TASK OBJECTIVE: Print the data exactly, leaving nothing out.

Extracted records
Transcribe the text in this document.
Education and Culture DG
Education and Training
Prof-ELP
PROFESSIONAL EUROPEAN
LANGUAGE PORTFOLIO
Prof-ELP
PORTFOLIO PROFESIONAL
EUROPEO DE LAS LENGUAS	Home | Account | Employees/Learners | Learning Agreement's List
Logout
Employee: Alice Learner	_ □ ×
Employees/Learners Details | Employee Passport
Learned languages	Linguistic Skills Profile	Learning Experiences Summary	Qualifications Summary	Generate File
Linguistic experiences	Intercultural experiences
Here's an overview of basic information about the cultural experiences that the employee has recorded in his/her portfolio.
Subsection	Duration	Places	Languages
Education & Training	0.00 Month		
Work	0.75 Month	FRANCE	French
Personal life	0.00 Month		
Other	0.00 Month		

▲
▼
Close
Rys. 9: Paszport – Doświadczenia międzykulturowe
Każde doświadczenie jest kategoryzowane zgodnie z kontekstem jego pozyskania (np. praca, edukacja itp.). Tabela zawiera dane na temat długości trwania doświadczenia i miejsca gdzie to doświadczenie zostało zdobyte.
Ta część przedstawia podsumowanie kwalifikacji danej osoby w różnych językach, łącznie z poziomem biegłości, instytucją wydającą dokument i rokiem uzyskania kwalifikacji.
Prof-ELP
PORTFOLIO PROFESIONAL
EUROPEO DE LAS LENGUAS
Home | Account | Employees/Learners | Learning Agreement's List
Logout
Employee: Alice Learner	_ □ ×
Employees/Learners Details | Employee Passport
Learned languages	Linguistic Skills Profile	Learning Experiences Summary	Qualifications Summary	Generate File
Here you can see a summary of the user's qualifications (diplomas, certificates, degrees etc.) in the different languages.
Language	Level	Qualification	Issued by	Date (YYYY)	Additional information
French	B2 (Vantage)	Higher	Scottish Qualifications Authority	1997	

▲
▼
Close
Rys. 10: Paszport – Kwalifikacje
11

TASK RESULT:
Transcribe the text in this document.
Education and Culture DG
Education and Training
Prof-ELP
PROFESSIONAL EUROPEAN
LANGUAGE PORTFOLIO
Prof-ELP
PORTFOLIO PROFESIONAL
EUROPEO DE LAS LENGUAS	Home | Account | Employees/Learners | Learning Agreement's List
Logout
Employee: Alice Learner	_ □ ×
Employees/Learners Details | Employee Passport
Learned languages	Linguistic Skills Profile	Learning Experiences Summary	Qualifications Summary	Generate File
Linguistic experiences	Intercultural experiences
Here's an overview of basic information about the cultural experiences that the employee has recorded in his/her portfolio.
Subsection	Duration	Places	Languages
Education & Training	0.00 Month		
Work	0.75 Month	FRANCE	French
Personal life	0.00 Month		
Other	0.00 Month		

▲
▼
Close
Rys. 9: Paszport – Doświadczenia międzykulturowe
Każde doświadczenie jest kategoryzowane zgodnie z kontekstem jego pozyskania (np. praca, edukacja itp.). Tabela zawiera dane na temat długości trwania doświadczenia i miejsca gdzie to doświadczenie zostało zdobyte.
Ta część przedstawia podsumowanie kwalifikacji danej osoby w różnych językach, łącznie z poziomem biegłości, instytucją wydającą dokument i rokiem uzyskania kwalifikacji.
Prof-ELP
PORTFOLIO PROFESIONAL
EUROPEO DE LAS LENGUAS
Home | Account | Employees/Learners | Learning Agreement's List
Logout
Employee: Alice Learner	_ □ ×
Employees/Learners Details | Employee Passport
Learned languages	Linguistic Skills Profile	Learning Experiences Summary	Qualifications Summary	Generate File
Here you can see a summary of the user's qualifications (diplomas, certificates, degrees etc.) in the different languages.
Language	Level	Qualification	Issued by	Date (YYYY)	Additional information
French	B2 (Vantage)	Higher	Scottish Qualifications Authority	1997	

▲
▼
Close
Rys. 10: Paszport – Kwalifikacje
11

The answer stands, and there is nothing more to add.